> [TO DO]: Go through the listing below. Copy each line that has the string "Graphic".

> [DATA SUPPLIED]:

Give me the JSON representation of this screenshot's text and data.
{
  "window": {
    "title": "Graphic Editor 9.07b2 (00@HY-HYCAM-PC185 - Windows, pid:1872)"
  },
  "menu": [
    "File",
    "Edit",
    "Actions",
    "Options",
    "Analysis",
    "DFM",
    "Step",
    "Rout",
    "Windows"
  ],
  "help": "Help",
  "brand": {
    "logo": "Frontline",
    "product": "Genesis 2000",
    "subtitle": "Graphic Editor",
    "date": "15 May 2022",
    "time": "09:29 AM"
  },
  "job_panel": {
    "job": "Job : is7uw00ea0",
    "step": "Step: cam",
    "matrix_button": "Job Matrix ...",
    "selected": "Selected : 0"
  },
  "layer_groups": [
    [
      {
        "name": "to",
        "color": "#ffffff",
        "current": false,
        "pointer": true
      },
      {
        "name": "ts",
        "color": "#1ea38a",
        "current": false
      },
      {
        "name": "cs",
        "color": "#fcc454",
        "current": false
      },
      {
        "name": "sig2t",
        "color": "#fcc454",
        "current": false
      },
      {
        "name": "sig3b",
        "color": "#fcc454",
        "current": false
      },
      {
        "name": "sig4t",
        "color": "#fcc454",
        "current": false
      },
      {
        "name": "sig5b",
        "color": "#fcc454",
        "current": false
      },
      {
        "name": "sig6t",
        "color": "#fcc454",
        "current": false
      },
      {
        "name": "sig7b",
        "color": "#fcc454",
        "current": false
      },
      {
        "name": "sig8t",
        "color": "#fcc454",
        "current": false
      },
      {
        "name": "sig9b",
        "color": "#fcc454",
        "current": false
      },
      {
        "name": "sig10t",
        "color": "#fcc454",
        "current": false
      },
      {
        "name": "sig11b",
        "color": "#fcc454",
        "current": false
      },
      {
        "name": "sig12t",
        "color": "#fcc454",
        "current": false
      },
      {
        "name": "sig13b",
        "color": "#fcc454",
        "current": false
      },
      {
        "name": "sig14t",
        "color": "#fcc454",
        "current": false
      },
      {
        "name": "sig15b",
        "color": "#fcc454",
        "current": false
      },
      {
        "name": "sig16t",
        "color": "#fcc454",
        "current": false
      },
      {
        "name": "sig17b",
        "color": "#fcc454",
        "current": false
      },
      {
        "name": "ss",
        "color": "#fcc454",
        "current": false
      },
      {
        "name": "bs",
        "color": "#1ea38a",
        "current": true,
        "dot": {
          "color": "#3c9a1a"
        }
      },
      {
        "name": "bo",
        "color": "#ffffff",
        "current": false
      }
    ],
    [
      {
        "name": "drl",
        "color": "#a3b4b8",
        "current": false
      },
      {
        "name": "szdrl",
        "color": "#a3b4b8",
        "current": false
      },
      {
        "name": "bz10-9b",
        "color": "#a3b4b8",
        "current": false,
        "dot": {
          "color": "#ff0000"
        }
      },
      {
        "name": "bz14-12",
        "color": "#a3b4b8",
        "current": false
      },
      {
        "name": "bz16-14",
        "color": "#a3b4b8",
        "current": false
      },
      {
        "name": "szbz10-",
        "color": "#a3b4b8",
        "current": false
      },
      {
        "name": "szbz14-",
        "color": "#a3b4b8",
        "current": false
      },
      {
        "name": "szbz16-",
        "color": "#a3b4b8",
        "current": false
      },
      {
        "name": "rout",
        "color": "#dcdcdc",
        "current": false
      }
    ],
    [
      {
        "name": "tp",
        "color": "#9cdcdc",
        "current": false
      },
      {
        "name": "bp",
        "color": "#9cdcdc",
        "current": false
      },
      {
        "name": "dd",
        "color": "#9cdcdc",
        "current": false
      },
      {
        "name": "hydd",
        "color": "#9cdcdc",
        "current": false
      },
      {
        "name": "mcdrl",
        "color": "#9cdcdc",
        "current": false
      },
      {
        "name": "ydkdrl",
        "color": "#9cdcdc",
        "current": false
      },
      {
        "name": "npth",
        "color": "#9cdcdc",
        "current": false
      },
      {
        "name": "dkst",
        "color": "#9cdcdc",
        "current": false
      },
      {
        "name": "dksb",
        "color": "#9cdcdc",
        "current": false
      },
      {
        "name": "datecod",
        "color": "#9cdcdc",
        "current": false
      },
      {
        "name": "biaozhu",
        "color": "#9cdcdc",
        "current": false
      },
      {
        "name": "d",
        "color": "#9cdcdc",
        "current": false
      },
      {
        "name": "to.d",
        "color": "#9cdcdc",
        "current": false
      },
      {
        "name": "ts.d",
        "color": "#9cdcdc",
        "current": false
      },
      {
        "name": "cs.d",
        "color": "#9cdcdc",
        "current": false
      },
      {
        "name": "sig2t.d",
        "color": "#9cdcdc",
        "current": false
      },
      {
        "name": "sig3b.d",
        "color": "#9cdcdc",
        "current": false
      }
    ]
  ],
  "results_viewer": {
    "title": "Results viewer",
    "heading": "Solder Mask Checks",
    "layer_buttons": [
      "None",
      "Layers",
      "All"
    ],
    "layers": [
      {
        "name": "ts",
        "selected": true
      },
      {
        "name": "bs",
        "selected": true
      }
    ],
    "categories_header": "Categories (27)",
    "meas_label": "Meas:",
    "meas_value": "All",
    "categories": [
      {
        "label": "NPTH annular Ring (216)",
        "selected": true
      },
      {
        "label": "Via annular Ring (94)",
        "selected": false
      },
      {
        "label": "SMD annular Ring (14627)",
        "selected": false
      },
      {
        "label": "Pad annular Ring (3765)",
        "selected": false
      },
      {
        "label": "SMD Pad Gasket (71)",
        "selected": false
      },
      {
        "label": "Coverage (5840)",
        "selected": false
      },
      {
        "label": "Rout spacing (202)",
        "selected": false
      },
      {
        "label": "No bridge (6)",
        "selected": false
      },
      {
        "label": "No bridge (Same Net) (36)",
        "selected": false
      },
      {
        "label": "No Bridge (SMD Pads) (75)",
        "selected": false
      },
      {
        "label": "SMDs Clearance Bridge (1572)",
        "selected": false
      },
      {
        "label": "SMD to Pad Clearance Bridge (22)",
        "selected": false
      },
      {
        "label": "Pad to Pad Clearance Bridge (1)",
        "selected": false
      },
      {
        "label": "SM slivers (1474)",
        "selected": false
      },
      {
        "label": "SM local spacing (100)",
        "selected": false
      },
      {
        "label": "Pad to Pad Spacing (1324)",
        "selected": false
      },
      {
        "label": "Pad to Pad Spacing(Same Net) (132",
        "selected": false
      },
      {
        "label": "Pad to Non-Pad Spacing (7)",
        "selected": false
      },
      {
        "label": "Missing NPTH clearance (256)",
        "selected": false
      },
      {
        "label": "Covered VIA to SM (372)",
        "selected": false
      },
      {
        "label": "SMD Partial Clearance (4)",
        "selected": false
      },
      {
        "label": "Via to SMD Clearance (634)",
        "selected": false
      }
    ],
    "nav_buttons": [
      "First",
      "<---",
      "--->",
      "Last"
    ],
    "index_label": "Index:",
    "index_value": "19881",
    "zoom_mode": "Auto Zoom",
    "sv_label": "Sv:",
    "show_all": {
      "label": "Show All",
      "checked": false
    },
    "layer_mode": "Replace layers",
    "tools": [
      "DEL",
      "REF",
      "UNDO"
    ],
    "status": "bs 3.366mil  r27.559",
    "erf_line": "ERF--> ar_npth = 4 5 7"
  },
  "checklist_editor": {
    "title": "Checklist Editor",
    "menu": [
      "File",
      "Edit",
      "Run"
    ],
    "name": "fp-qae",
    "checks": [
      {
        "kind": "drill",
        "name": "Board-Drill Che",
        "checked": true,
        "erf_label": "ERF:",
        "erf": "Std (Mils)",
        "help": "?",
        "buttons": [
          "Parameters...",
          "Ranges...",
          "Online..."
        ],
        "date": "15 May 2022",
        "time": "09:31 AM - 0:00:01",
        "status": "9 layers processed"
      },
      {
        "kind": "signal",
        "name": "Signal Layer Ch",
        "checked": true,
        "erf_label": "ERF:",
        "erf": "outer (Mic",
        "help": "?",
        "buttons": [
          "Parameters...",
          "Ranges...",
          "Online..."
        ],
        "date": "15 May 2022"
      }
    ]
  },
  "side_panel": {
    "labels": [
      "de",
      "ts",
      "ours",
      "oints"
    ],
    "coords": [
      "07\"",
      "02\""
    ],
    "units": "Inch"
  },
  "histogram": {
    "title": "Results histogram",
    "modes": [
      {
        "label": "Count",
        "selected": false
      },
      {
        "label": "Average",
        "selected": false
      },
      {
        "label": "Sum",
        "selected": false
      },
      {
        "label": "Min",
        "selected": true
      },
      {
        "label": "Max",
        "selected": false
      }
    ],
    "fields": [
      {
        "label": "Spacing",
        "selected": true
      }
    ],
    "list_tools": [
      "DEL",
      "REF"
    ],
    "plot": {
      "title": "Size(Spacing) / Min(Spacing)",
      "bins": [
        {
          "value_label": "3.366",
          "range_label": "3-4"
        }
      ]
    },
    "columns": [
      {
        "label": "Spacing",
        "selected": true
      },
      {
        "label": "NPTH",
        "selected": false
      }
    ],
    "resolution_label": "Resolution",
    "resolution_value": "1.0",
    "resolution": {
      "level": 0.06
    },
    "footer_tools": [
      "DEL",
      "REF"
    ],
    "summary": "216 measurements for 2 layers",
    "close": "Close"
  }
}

> [EXERCISE SOLUTION]:
    "title": "Graphic Editor 9.07b2 (00@HY-HYCAM-PC185 - Windows, pid:1872)"
    "subtitle": "Graphic Editor",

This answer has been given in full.